◆ Problem statement ◆
Go through the data below. Pull out every line that has the word "ping".

◆ Material shown ◆
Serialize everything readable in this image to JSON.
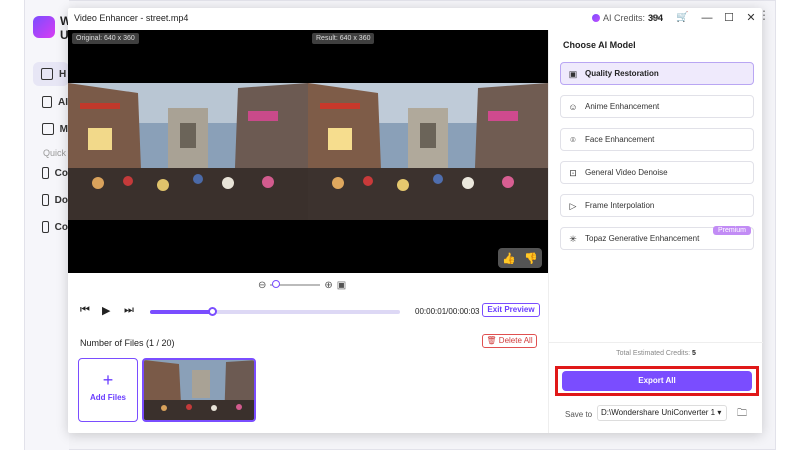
{
  "background_app": {
    "logo_text_top": "W",
    "logo_text_bottom": "U",
    "nav": [
      {
        "label": "H",
        "icon": "home-icon"
      },
      {
        "label": "AI",
        "icon": "ai-icon"
      },
      {
        "label": "M",
        "icon": "media-icon"
      },
      {
        "label": "Co",
        "icon": "convert-icon"
      },
      {
        "label": "Do",
        "icon": "download-icon"
      },
      {
        "label": "Co",
        "icon": "screen-icon"
      }
    ],
    "quick_label": "Quick A"
  },
  "dialog": {
    "title": "Video Enhancer - street.mp4",
    "credits_label": "AI Credits:",
    "credits_value": "394"
  },
  "preview": {
    "original_tag": "Original: 640 x 360",
    "result_tag": "Result: 640 x 360"
  },
  "playback": {
    "progress_fraction": 0.25,
    "time": "00:00:01/00:00:03",
    "exit_preview": "Exit Preview"
  },
  "files": {
    "count_label": "Number of Files (1 / 20)",
    "delete_all": "Delete All",
    "add_files": "Add Files"
  },
  "models": {
    "title": "Choose AI Model",
    "items": [
      {
        "label": "Quality Restoration",
        "icon": "hd-icon",
        "selected": true
      },
      {
        "label": "Anime Enhancement",
        "icon": "anime-icon",
        "selected": false
      },
      {
        "label": "Face Enhancement",
        "icon": "face-icon",
        "selected": false
      },
      {
        "label": "General Video Denoise",
        "icon": "denoise-icon",
        "selected": false
      },
      {
        "label": "Frame Interpolation",
        "icon": "frame-icon",
        "selected": false
      },
      {
        "label": "Topaz Generative Enhancement",
        "icon": "topaz-icon",
        "selected": false,
        "badge": "Premium"
      }
    ]
  },
  "footer": {
    "estimated_label": "Total Estimated Credits:",
    "estimated_value": "5",
    "export_all": "Export All",
    "save_to_label": "Save to",
    "save_path": "D:\\Wondershare UniConverter 1"
  },
  "colors": {
    "accent": "#7a4dff",
    "highlight": "#e01818"
  }
}
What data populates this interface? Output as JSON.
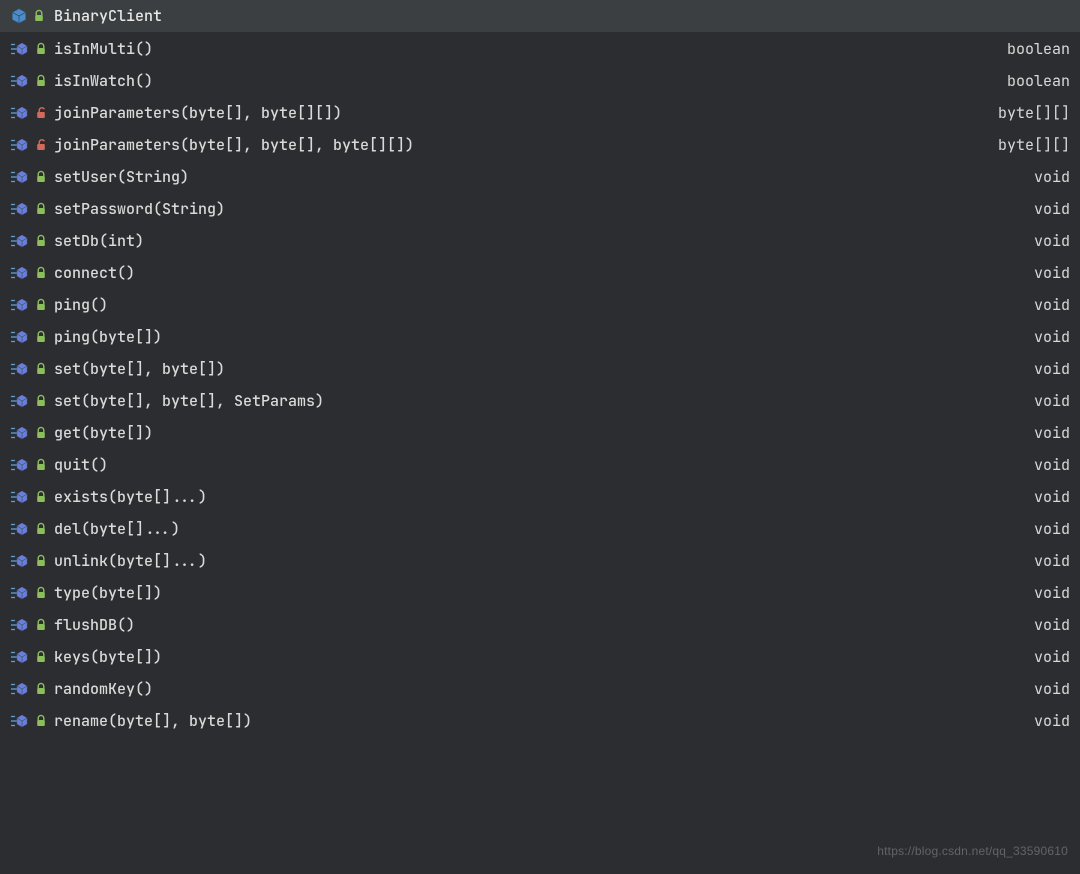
{
  "class": {
    "name": "BinaryClient",
    "access": "public"
  },
  "members": [
    {
      "signature": "isInMulti()",
      "return": "boolean",
      "access": "public"
    },
    {
      "signature": "isInWatch()",
      "return": "boolean",
      "access": "public"
    },
    {
      "signature": "joinParameters(byte[], byte[][])",
      "return": "byte[][]",
      "access": "private"
    },
    {
      "signature": "joinParameters(byte[], byte[], byte[][])",
      "return": "byte[][]",
      "access": "private"
    },
    {
      "signature": "setUser(String)",
      "return": "void",
      "access": "public"
    },
    {
      "signature": "setPassword(String)",
      "return": "void",
      "access": "public"
    },
    {
      "signature": "setDb(int)",
      "return": "void",
      "access": "public"
    },
    {
      "signature": "connect()",
      "return": "void",
      "access": "public"
    },
    {
      "signature": "ping()",
      "return": "void",
      "access": "public"
    },
    {
      "signature": "ping(byte[])",
      "return": "void",
      "access": "public"
    },
    {
      "signature": "set(byte[], byte[])",
      "return": "void",
      "access": "public"
    },
    {
      "signature": "set(byte[], byte[], SetParams)",
      "return": "void",
      "access": "public"
    },
    {
      "signature": "get(byte[])",
      "return": "void",
      "access": "public"
    },
    {
      "signature": "quit()",
      "return": "void",
      "access": "public"
    },
    {
      "signature": "exists(byte[]...)",
      "return": "void",
      "access": "public"
    },
    {
      "signature": "del(byte[]...)",
      "return": "void",
      "access": "public"
    },
    {
      "signature": "unlink(byte[]...)",
      "return": "void",
      "access": "public"
    },
    {
      "signature": "type(byte[])",
      "return": "void",
      "access": "public"
    },
    {
      "signature": "flushDB()",
      "return": "void",
      "access": "public"
    },
    {
      "signature": "keys(byte[])",
      "return": "void",
      "access": "public"
    },
    {
      "signature": "randomKey()",
      "return": "void",
      "access": "public"
    },
    {
      "signature": "rename(byte[], byte[])",
      "return": "void",
      "access": "public"
    }
  ],
  "watermark": "https://blog.csdn.net/qq_33590610"
}
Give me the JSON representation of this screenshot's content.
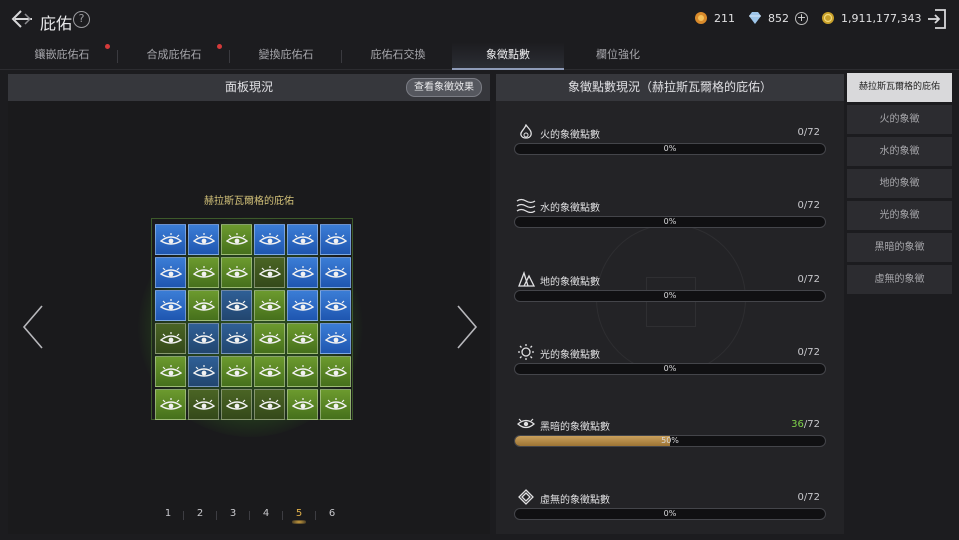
{
  "header": {
    "title": "庇佑",
    "help_label": "?"
  },
  "resources": {
    "gold_tokens": "211",
    "diamonds": "852",
    "coins": "1,911,177,343",
    "plus_label": "+"
  },
  "tabs": [
    {
      "label": "鑲嵌庇佑石",
      "dot": true
    },
    {
      "label": "合成庇佑石",
      "dot": true
    },
    {
      "label": "變換庇佑石",
      "dot": false
    },
    {
      "label": "庇佑石交換",
      "dot": false
    },
    {
      "label": "象徵點數",
      "dot": false,
      "active": true
    },
    {
      "label": "欄位強化",
      "dot": false
    }
  ],
  "board_panel": {
    "title": "面板現況",
    "effect_button": "查看象徵效果",
    "board_title": "赫拉斯瓦爾格的庇佑",
    "cells": [
      [
        "blue",
        "blue",
        "green",
        "blue",
        "blue",
        "blue"
      ],
      [
        "blue",
        "green",
        "green",
        "dkgreen",
        "blue",
        "blue"
      ],
      [
        "blue",
        "green",
        "dkblue",
        "green",
        "blue",
        "blue"
      ],
      [
        "dkgreen",
        "dkblue",
        "dkblue",
        "green",
        "green",
        "blue"
      ],
      [
        "green",
        "dkblue",
        "green",
        "green",
        "green",
        "green"
      ],
      [
        "green",
        "dkgreen",
        "dkgreen",
        "dkgreen",
        "green",
        "green"
      ]
    ],
    "pages": [
      "1",
      "2",
      "3",
      "4",
      "5",
      "6"
    ],
    "active_page": "5"
  },
  "points_panel": {
    "title": "象徵點數現況（赫拉斯瓦爾格的庇佑）",
    "rows": [
      {
        "icon": "fire-symbol-icon",
        "label": "火的象徵點數",
        "current": "0",
        "total": "/72",
        "percent_label": "0%",
        "fill": 0,
        "highlight": false
      },
      {
        "icon": "water-symbol-icon",
        "label": "水的象徵點數",
        "current": "0",
        "total": "/72",
        "percent_label": "0%",
        "fill": 0,
        "highlight": false
      },
      {
        "icon": "earth-symbol-icon",
        "label": "地的象徵點數",
        "current": "0",
        "total": "/72",
        "percent_label": "0%",
        "fill": 0,
        "highlight": false
      },
      {
        "icon": "light-symbol-icon",
        "label": "光的象徵點數",
        "current": "0",
        "total": "/72",
        "percent_label": "0%",
        "fill": 0,
        "highlight": false
      },
      {
        "icon": "dark-symbol-icon",
        "label": "黑暗的象徵點數",
        "current": "36",
        "total": "/72",
        "percent_label": "50%",
        "fill": 0.5,
        "highlight": true
      },
      {
        "icon": "void-symbol-icon",
        "label": "虛無的象徵點數",
        "current": "0",
        "total": "/72",
        "percent_label": "0%",
        "fill": 0,
        "highlight": false
      }
    ]
  },
  "right_list": [
    {
      "label": "赫拉斯瓦爾格的庇佑",
      "active": true
    },
    {
      "label": "火的象徵",
      "active": false
    },
    {
      "label": "水的象徵",
      "active": false
    },
    {
      "label": "地的象徵",
      "active": false
    },
    {
      "label": "光的象徵",
      "active": false
    },
    {
      "label": "黑暗的象徵",
      "active": false
    },
    {
      "label": "虛無的象徵",
      "active": false
    }
  ],
  "colors": {
    "accent_gold": "#e0b04a",
    "fill_gold": "#caa05c",
    "highlight_green": "#7ed14a",
    "cell_blue": "#3b7dd6",
    "cell_green": "#6c9a2e"
  }
}
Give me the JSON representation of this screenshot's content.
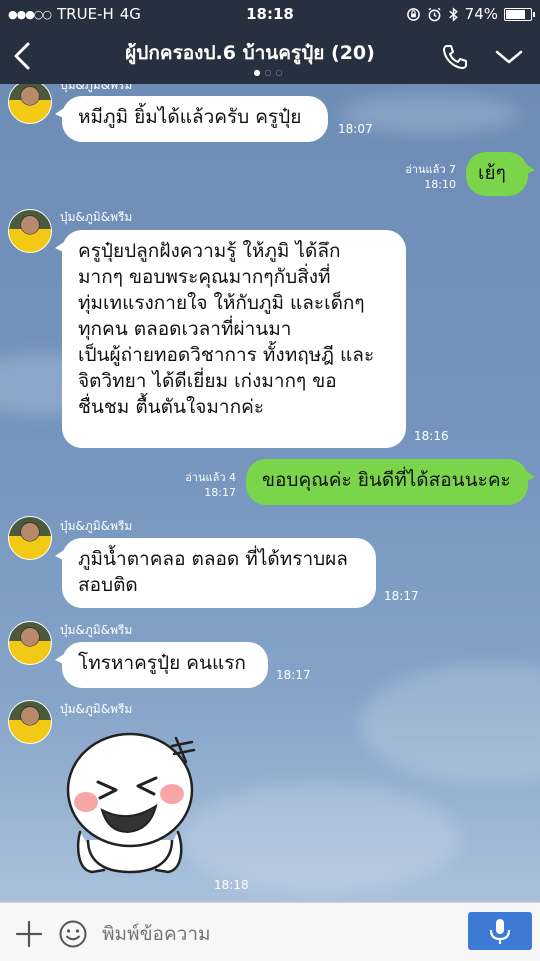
{
  "status_bar": {
    "signal_dots": "●●●○○",
    "carrier": "TRUE-H",
    "network": "4G",
    "time": "18:18",
    "battery": "74%"
  },
  "header": {
    "title": "ผู้ปกครองป.6 บ้านครูปุ๋ย (20)"
  },
  "messages": [
    {
      "sender": "บุ๋ม&ภูมิ&พรีม",
      "text": "หมีภูมิ ยิ้มได้แล้วครับ ครูปุ๋ย",
      "time": "18:07"
    },
    {
      "text": "เย้ๆ",
      "read": "อ่านแล้ว 7",
      "time": "18:10"
    },
    {
      "sender": "บุ๋ม&ภูมิ&พรีม",
      "lines": [
        "ครูปุ๋ยปลูกฝังความรู้ ให้ภูมิ ได้ลึก",
        "มากๆ ขอบพระคุณมากๆกับสิ่งที่",
        "ทุ่มเทแรงกายใจ ให้กับภูมิ และเด็กๆ",
        "ทุกคน ตลอดเวลาที่ผ่านมา",
        "เป็นผู้ถ่ายทอดวิชาการ ทั้งทฤษฎี และ",
        "จิตวิทยา ได้ดีเยี่ยม เก่งมากๆ ขอ",
        "ชื่นชม ตื้นตันใจมากค่ะ"
      ],
      "time": "18:16"
    },
    {
      "text": "ขอบคุณค่ะ ยินดีที่ได้สอนนะคะ",
      "read": "อ่านแล้ว 4",
      "time": "18:17"
    },
    {
      "sender": "บุ๋ม&ภูมิ&พรีม",
      "lines": [
        "ภูมิน้ำตาคลอ ตลอด ที่ได้ทราบผล",
        "สอบติด"
      ],
      "time": "18:17"
    },
    {
      "sender": "บุ๋ม&ภูมิ&พรีม",
      "text": "โทรหาครูปุ๋ย คนแรก",
      "time": "18:17"
    },
    {
      "sender": "บุ๋ม&ภูมิ&พรีม",
      "sticker": "laughing-face-sticker",
      "time": "18:18"
    }
  ],
  "input": {
    "placeholder": "พิมพ์ข้อความ"
  },
  "colors": {
    "header_bg": "#27303f",
    "outgoing_bubble": "#7bd54a",
    "incoming_bubble": "#ffffff",
    "mic_button": "#3d7ad6"
  }
}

◆ Completed exercise ◆
      "signature": "ping()",
      "signature": "ping(byte[])",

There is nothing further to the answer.